= Work instructions =
Below are the records. List every line holding the word "English".

Lines of data
begin

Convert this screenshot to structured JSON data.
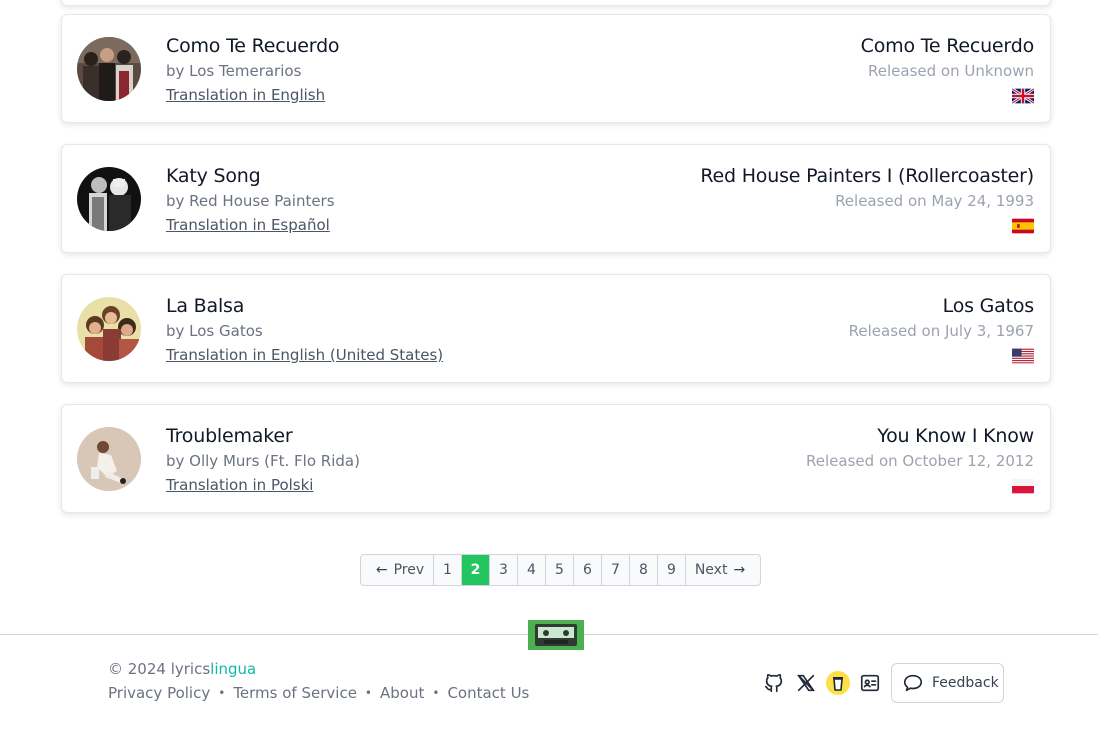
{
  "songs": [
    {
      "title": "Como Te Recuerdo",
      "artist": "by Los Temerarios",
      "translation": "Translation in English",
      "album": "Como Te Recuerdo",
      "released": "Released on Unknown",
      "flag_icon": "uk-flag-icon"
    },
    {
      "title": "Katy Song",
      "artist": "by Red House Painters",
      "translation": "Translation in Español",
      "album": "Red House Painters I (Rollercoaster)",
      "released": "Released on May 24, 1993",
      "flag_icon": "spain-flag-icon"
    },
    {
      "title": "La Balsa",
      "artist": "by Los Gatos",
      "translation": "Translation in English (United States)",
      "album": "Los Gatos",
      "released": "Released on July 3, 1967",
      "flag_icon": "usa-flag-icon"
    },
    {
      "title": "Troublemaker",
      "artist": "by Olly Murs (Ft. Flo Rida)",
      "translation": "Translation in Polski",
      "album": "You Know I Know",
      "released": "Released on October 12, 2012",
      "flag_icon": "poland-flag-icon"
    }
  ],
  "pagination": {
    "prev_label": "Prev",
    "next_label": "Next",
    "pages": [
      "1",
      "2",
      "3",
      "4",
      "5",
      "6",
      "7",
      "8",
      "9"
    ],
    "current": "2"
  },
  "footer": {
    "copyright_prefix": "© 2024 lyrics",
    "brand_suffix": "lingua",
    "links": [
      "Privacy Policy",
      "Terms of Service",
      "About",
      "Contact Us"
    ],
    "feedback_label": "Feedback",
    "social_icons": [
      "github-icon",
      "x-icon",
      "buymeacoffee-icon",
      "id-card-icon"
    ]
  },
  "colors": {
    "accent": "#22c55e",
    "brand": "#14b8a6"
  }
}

end

= Solved problem =
      "translation": "Translation in English",
      "translation": "Translation in English (United States)",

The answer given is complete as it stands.